◆ Aim of the task
Wherever a line holds the word "信息学院", copy that line out.

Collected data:
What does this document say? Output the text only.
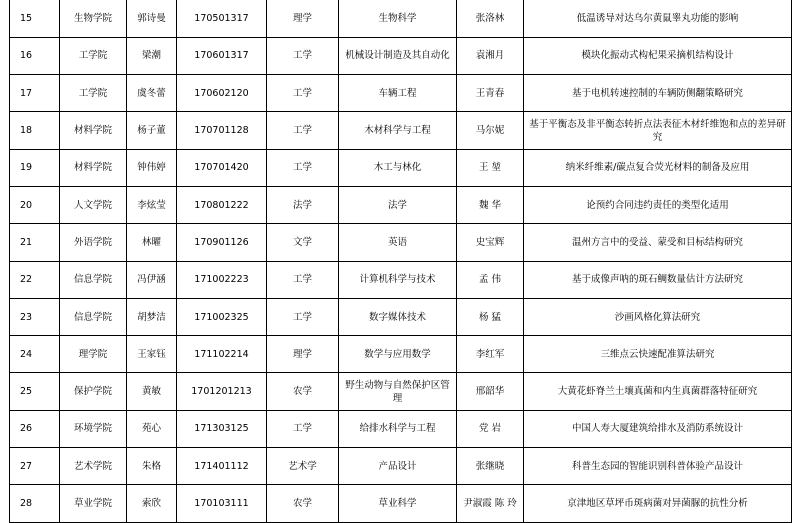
15	生物学院	郭诗曼	170501317	理学	生物科学	张洛林	低温诱导对达乌尔黄鼠睾丸功能的影响
16	工学院	梁潮	170601317	工学	机械设计制造及其自动化	袁湘月	模块化振动式构杞果采摘机结构设计
17	工学院	虞冬蕾	170602120	工学	车辆工程	王青春	基于电机转速控制的车辆防侧翻策略研究
18	材料学院	杨子董	170701128	工学	木材科学与工程	马尔妮	基于平衡态及非平衡态转折点法表征木材纤维饱和点的差异研究
19	材料学院	钟伟婷	170701420	工学	木工与林化	王 堃	纳米纤维素/碳点复合荧光材料的制备及应用
20	人文学院	李炫莹	170801222	法学	法学	魏 华	论预约合同违约责任的类型化适用
21	外语学院	林曜	170901126	文学	英语	史宝辉	温州方言中的受益、蒙受和目标结构研究
22	信息学院	冯伊涵	171002223	工学	计算机科学与技术	孟 伟	基于成像声呐的斑石鲷数量估计方法研究
23	信息学院	胡梦洁	171002325	工学	数字媒体技术	杨 猛	沙画风格化算法研究
24	理学院	王家钰	171102214	理学	数学与应用数学	李红军	三维点云快速配准算法研究
25	保护学院	黄敏	1701201213	农学	野生动物与自然保护区管理	邢韶华	大黄花虾脊兰土壤真菌和内生真菌群落特征研究
26	环境学院	苑心	171303125	工学	给排水科学与工程	党 岩	中国人寿大厦建筑给排水及消防系统设计
27	艺术学院	朱格	171401112	艺术学	产品设计	张继晓	科普生态园的智能识别科普体验产品设计
28	草业学院	索欣	170103111	农学	草业科学	尹淑霞 陈 玲	京津地区草坪币斑病菌对异菌脲的抗性分析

◆ Answer to this exercise
22	信息学院	冯伊涵	171002223	工学	计算机科学与技术	孟 伟	基于成像声呐的斑石鲷数量估计方法研究
23	信息学院	胡梦洁	171002325	工学	数字媒体技术	杨 猛	沙画风格化算法研究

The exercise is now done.